Requirements.
Present the data once more in exactly its original form.

Records to use.

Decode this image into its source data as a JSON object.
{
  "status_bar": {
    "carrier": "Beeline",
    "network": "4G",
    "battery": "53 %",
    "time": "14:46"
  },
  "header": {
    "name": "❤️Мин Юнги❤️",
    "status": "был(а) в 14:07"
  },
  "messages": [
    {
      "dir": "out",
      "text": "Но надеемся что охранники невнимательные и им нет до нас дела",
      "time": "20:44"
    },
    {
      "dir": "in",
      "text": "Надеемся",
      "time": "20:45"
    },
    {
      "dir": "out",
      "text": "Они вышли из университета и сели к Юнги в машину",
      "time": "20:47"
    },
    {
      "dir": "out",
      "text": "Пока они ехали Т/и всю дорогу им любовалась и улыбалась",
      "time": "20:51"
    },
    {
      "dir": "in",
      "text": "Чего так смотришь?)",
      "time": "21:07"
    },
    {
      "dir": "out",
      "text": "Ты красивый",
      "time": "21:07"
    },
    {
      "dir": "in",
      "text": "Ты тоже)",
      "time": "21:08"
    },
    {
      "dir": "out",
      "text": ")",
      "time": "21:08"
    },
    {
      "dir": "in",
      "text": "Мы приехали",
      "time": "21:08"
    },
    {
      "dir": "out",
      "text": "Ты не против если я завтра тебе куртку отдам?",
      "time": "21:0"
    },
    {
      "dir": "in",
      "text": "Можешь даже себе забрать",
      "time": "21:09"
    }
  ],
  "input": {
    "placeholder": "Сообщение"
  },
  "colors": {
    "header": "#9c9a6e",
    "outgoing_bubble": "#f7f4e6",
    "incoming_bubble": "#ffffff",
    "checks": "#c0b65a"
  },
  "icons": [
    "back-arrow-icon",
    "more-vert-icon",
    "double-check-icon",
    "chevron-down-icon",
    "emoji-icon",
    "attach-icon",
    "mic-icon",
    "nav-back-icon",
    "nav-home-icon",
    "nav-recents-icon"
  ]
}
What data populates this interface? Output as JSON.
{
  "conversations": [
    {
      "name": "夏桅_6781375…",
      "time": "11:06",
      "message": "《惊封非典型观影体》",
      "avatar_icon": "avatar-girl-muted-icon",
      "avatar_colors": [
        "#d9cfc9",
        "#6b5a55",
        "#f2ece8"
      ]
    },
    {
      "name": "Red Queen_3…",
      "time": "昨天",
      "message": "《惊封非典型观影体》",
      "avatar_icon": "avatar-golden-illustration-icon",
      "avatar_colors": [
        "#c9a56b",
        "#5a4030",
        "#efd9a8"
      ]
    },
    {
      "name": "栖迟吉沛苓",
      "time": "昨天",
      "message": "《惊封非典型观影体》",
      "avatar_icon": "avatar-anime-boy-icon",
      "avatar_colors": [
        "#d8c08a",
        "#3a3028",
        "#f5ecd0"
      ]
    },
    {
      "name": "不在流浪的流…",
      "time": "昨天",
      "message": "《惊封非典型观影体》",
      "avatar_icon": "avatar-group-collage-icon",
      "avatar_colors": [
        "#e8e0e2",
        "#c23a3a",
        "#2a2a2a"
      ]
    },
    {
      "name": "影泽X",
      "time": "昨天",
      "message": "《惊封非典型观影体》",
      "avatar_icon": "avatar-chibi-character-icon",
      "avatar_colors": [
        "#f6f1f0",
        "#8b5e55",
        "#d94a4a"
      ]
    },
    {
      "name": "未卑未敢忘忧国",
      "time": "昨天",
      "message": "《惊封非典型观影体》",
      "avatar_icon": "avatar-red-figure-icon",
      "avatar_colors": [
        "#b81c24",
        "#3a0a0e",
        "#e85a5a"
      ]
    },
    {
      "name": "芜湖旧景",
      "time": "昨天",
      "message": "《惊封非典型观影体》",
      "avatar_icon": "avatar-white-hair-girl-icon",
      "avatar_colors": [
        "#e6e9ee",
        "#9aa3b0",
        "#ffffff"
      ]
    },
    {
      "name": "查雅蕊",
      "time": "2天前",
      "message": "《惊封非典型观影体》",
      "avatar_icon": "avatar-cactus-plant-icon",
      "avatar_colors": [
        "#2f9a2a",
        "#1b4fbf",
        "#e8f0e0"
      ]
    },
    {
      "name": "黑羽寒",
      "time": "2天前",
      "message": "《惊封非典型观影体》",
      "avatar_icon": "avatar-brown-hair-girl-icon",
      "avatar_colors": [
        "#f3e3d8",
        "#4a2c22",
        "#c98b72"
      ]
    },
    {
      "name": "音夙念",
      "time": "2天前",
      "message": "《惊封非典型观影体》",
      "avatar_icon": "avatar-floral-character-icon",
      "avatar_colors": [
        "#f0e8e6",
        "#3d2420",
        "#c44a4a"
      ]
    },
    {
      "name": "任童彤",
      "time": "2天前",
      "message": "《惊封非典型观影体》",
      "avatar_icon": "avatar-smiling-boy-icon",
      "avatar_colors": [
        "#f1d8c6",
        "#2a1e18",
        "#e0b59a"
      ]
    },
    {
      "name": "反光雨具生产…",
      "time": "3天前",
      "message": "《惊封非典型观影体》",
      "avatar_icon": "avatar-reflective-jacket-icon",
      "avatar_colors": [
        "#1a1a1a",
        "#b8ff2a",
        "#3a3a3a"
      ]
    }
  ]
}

Solution to the exercise.
Decode this image into its source data as a JSON object.
{
  "status_bar": {
    "carrier": "Beeline",
    "network": "4G",
    "battery": "53 %",
    "time": "14:46"
  },
  "header": {
    "name": "❤️Мин Юнги❤️",
    "status": "был(а) в 14:07"
  },
  "messages": [
    {
      "dir": "out",
      "text": "Но надеемся что охранники невнимательные и им нет до нас дела",
      "time": "20:44"
    },
    {
      "dir": "in",
      "text": "Надеемся",
      "time": "20:45"
    },
    {
      "dir": "out",
      "text": "Они вышли из университета и сели к Юнги в машину",
      "time": "20:47"
    },
    {
      "dir": "out",
      "text": "Пока они ехали Т/и всю дорогу им любовалась и улыбалась",
      "time": "20:51"
    },
    {
      "dir": "in",
      "text": "Чего так смотришь?)",
      "time": "21:07"
    },
    {
      "dir": "out",
      "text": "Ты красивый",
      "time": "21:07"
    },
    {
      "dir": "in",
      "text": "Ты тоже)",
      "time": "21:08"
    },
    {
      "dir": "out",
      "text": ")",
      "time": "21:08"
    },
    {
      "dir": "in",
      "text": "Мы приехали",
      "time": "21:08"
    },
    {
      "dir": "out",
      "text": "Ты не против если я завтра тебе куртку отдам?",
      "time": "21:0"
    },
    {
      "dir": "in",
      "text": "Можешь даже себе забрать",
      "time": "21:09"
    }
  ],
  "input": {
    "placeholder": "Сообщение"
  },
  "colors": {
    "header": "#9c9a6e",
    "outgoing_bubble": "#f7f4e6",
    "incoming_bubble": "#ffffff",
    "checks": "#c0b65a"
  },
  "icons": [
    "back-arrow-icon",
    "more-vert-icon",
    "double-check-icon",
    "chevron-down-icon",
    "emoji-icon",
    "attach-icon",
    "mic-icon",
    "nav-back-icon",
    "nav-home-icon",
    "nav-recents-icon"
  ]
}
What data populates this interface? Output as JSON.
{
  "conversations": [
    {
      "name": "夏桅_6781375…",
      "time": "11:06",
      "message": "《惊封非典型观影体》",
      "avatar_icon": "avatar-girl-muted-icon",
      "avatar_colors": [
        "#d9cfc9",
        "#6b5a55",
        "#f2ece8"
      ]
    },
    {
      "name": "Red Queen_3…",
      "time": "昨天",
      "message": "《惊封非典型观影体》",
      "avatar_icon": "avatar-golden-illustration-icon",
      "avatar_colors": [
        "#c9a56b",
        "#5a4030",
        "#efd9a8"
      ]
    },
    {
      "name": "栖迟吉沛苓",
      "time": "昨天",
      "message": "《惊封非典型观影体》",
      "avatar_icon": "avatar-anime-boy-icon",
      "avatar_colors": [
        "#d8c08a",
        "#3a3028",
        "#f5ecd0"
      ]
    },
    {
      "name": "不在流浪的流…",
      "time": "昨天",
      "message": "《惊封非典型观影体》",
      "avatar_icon": "avatar-group-collage-icon",
      "avatar_colors": [
        "#e8e0e2",
        "#c23a3a",
        "#2a2a2a"
      ]
    },
    {
      "name": "影泽X",
      "time": "昨天",
      "message": "《惊封非典型观影体》",
      "avatar_icon": "avatar-chibi-character-icon",
      "avatar_colors": [
        "#f6f1f0",
        "#8b5e55",
        "#d94a4a"
      ]
    },
    {
      "name": "未卑未敢忘忧国",
      "time": "昨天",
      "message": "《惊封非典型观影体》",
      "avatar_icon": "avatar-red-figure-icon",
      "avatar_colors": [
        "#b81c24",
        "#3a0a0e",
        "#e85a5a"
      ]
    },
    {
      "name": "芜湖旧景",
      "time": "昨天",
      "message": "《惊封非典型观影体》",
      "avatar_icon": "avatar-white-hair-girl-icon",
      "avatar_colors": [
        "#e6e9ee",
        "#9aa3b0",
        "#ffffff"
      ]
    },
    {
      "name": "查雅蕊",
      "time": "2天前",
      "message": "《惊封非典型观影体》",
      "avatar_icon": "avatar-cactus-plant-icon",
      "avatar_colors": [
        "#2f9a2a",
        "#1b4fbf",
        "#e8f0e0"
      ]
    },
    {
      "name": "黑羽寒",
      "time": "2天前",
      "message": "《惊封非典型观影体》",
      "avatar_icon": "avatar-brown-hair-girl-icon",
      "avatar_colors": [
        "#f3e3d8",
        "#4a2c22",
        "#c98b72"
      ]
    },
    {
      "name": "音夙念",
      "time": "2天前",
      "message": "《惊封非典型观影体》",
      "avatar_icon": "avatar-floral-character-icon",
      "avatar_colors": [
        "#f0e8e6",
        "#3d2420",
        "#c44a4a"
      ]
    },
    {
      "name": "任童彤",
      "time": "2天前",
      "message": "《惊封非典型观影体》",
      "avatar_icon": "avatar-smiling-boy-icon",
      "avatar_colors": [
        "#f1d8c6",
        "#2a1e18",
        "#e0b59a"
      ]
    },
    {
      "name": "反光雨具生产…",
      "time": "3天前",
      "message": "《惊封非典型观影体》",
      "avatar_icon": "avatar-reflective-jacket-icon",
      "avatar_colors": [
        "#1a1a1a",
        "#b8ff2a",
        "#3a3a3a"
      ]
    }
  ]
}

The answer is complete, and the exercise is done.